----- Working data
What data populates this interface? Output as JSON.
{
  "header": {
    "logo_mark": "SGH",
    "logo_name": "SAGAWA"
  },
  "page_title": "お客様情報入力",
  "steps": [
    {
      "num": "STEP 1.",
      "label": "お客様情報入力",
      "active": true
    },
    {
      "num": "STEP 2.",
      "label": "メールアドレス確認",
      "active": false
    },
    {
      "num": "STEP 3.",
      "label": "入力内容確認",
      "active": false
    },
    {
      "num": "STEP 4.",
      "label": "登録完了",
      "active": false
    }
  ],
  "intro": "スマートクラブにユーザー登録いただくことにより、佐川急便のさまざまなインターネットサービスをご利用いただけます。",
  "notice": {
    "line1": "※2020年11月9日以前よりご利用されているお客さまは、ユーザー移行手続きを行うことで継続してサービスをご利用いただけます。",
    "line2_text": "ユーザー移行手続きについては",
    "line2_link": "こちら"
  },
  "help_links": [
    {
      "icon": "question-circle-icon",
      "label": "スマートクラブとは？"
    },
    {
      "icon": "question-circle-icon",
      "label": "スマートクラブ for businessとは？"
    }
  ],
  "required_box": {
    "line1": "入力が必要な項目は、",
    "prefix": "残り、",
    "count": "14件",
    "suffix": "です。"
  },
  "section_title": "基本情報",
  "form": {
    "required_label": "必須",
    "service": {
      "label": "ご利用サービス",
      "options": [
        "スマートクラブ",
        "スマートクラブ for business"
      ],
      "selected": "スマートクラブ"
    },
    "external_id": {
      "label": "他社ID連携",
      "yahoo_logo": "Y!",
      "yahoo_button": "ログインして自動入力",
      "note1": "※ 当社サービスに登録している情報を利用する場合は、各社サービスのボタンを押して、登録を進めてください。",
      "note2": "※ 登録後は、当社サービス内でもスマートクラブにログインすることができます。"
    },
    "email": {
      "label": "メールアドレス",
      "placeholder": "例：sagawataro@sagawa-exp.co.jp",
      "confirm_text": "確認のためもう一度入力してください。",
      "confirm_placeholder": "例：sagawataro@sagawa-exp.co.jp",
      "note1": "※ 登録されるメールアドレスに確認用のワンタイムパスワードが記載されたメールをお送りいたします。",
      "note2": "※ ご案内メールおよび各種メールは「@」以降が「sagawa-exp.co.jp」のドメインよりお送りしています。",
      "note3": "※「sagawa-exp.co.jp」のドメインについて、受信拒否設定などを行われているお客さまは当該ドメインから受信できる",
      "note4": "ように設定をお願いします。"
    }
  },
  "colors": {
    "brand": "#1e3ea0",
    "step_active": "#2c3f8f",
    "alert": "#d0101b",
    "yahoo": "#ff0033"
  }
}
----------
*Written instruction*: Restate each of the entries above verbatim.

*Result of this task*:
What data populates this interface? Output as JSON.
{
  "header": {
    "logo_mark": "SGH",
    "logo_name": "SAGAWA"
  },
  "page_title": "お客様情報入力",
  "steps": [
    {
      "num": "STEP 1.",
      "label": "お客様情報入力",
      "active": true
    },
    {
      "num": "STEP 2.",
      "label": "メールアドレス確認",
      "active": false
    },
    {
      "num": "STEP 3.",
      "label": "入力内容確認",
      "active": false
    },
    {
      "num": "STEP 4.",
      "label": "登録完了",
      "active": false
    }
  ],
  "intro": "スマートクラブにユーザー登録いただくことにより、佐川急便のさまざまなインターネットサービスをご利用いただけます。",
  "notice": {
    "line1": "※2020年11月9日以前よりご利用されているお客さまは、ユーザー移行手続きを行うことで継続してサービスをご利用いただけます。",
    "line2_text": "ユーザー移行手続きについては",
    "line2_link": "こちら"
  },
  "help_links": [
    {
      "icon": "question-circle-icon",
      "label": "スマートクラブとは？"
    },
    {
      "icon": "question-circle-icon",
      "label": "スマートクラブ for businessとは？"
    }
  ],
  "required_box": {
    "line1": "入力が必要な項目は、",
    "prefix": "残り、",
    "count": "14件",
    "suffix": "です。"
  },
  "section_title": "基本情報",
  "form": {
    "required_label": "必須",
    "service": {
      "label": "ご利用サービス",
      "options": [
        "スマートクラブ",
        "スマートクラブ for business"
      ],
      "selected": "スマートクラブ"
    },
    "external_id": {
      "label": "他社ID連携",
      "yahoo_logo": "Y!",
      "yahoo_button": "ログインして自動入力",
      "note1": "※ 当社サービスに登録している情報を利用する場合は、各社サービスのボタンを押して、登録を進めてください。",
      "note2": "※ 登録後は、当社サービス内でもスマートクラブにログインすることができます。"
    },
    "email": {
      "label": "メールアドレス",
      "placeholder": "例：sagawataro@sagawa-exp.co.jp",
      "confirm_text": "確認のためもう一度入力してください。",
      "confirm_placeholder": "例：sagawataro@sagawa-exp.co.jp",
      "note1": "※ 登録されるメールアドレスに確認用のワンタイムパスワードが記載されたメールをお送りいたします。",
      "note2": "※ ご案内メールおよび各種メールは「@」以降が「sagawa-exp.co.jp」のドメインよりお送りしています。",
      "note3": "※「sagawa-exp.co.jp」のドメインについて、受信拒否設定などを行われているお客さまは当該ドメインから受信できる",
      "note4": "ように設定をお願いします。"
    }
  },
  "colors": {
    "brand": "#1e3ea0",
    "step_active": "#2c3f8f",
    "alert": "#d0101b",
    "yahoo": "#ff0033"
  }
}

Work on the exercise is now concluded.